* begin *

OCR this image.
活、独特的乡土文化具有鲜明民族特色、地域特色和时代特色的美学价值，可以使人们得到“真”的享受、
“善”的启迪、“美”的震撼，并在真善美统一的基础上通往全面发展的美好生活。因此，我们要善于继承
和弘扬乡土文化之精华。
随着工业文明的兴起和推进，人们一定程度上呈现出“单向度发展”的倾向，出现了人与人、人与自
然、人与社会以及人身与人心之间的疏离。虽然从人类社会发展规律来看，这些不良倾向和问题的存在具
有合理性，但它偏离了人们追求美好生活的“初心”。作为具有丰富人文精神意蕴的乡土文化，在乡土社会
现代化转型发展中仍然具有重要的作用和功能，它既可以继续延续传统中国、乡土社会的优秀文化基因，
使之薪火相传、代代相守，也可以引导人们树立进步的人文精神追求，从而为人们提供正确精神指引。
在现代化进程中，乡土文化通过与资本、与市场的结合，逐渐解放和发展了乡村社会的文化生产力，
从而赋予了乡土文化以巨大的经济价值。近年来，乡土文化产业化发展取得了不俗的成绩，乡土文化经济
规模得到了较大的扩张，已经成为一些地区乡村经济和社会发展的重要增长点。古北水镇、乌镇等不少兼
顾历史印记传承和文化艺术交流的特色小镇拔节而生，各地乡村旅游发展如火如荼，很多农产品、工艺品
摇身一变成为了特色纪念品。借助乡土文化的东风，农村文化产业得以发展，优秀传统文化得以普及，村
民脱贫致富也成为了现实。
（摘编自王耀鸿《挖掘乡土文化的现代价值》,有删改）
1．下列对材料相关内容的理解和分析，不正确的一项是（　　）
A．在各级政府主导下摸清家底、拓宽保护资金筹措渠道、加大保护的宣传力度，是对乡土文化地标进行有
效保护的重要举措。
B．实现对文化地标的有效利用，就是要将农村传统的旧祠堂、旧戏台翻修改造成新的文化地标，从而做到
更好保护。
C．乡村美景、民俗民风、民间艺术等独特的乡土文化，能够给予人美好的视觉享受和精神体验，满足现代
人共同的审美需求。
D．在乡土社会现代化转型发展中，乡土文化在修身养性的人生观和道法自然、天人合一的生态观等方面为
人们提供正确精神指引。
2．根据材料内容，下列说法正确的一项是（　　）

* end *

> **EXERCISE GOAL**: Go through the records and print each one exactly.

> **REPLY**:
OCR this image.
活、独特的乡土文化具有鲜明民族特色、地域特色和时代特色的美学价值，可以使人们得到“真”的享受、
“善”的启迪、“美”的震撼，并在真善美统一的基础上通往全面发展的美好生活。因此，我们要善于继承
和弘扬乡土文化之精华。
随着工业文明的兴起和推进，人们一定程度上呈现出“单向度发展”的倾向，出现了人与人、人与自
然、人与社会以及人身与人心之间的疏离。虽然从人类社会发展规律来看，这些不良倾向和问题的存在具
有合理性，但它偏离了人们追求美好生活的“初心”。作为具有丰富人文精神意蕴的乡土文化，在乡土社会
现代化转型发展中仍然具有重要的作用和功能，它既可以继续延续传统中国、乡土社会的优秀文化基因，
使之薪火相传、代代相守，也可以引导人们树立进步的人文精神追求，从而为人们提供正确精神指引。
在现代化进程中，乡土文化通过与资本、与市场的结合，逐渐解放和发展了乡村社会的文化生产力，
从而赋予了乡土文化以巨大的经济价值。近年来，乡土文化产业化发展取得了不俗的成绩，乡土文化经济
规模得到了较大的扩张，已经成为一些地区乡村经济和社会发展的重要增长点。古北水镇、乌镇等不少兼
顾历史印记传承和文化艺术交流的特色小镇拔节而生，各地乡村旅游发展如火如荼，很多农产品、工艺品
摇身一变成为了特色纪念品。借助乡土文化的东风，农村文化产业得以发展，优秀传统文化得以普及，村
民脱贫致富也成为了现实。
（摘编自王耀鸿《挖掘乡土文化的现代价值》,有删改）
1．下列对材料相关内容的理解和分析，不正确的一项是（　　）
A．在各级政府主导下摸清家底、拓宽保护资金筹措渠道、加大保护的宣传力度，是对乡土文化地标进行有
效保护的重要举措。
B．实现对文化地标的有效利用，就是要将农村传统的旧祠堂、旧戏台翻修改造成新的文化地标，从而做到
更好保护。
C．乡村美景、民俗民风、民间艺术等独特的乡土文化，能够给予人美好的视觉享受和精神体验，满足现代
人共同的审美需求。
D．在乡土社会现代化转型发展中，乡土文化在修身养性的人生观和道法自然、天人合一的生态观等方面为
人们提供正确精神指引。
2．根据材料内容，下列说法正确的一项是（　　）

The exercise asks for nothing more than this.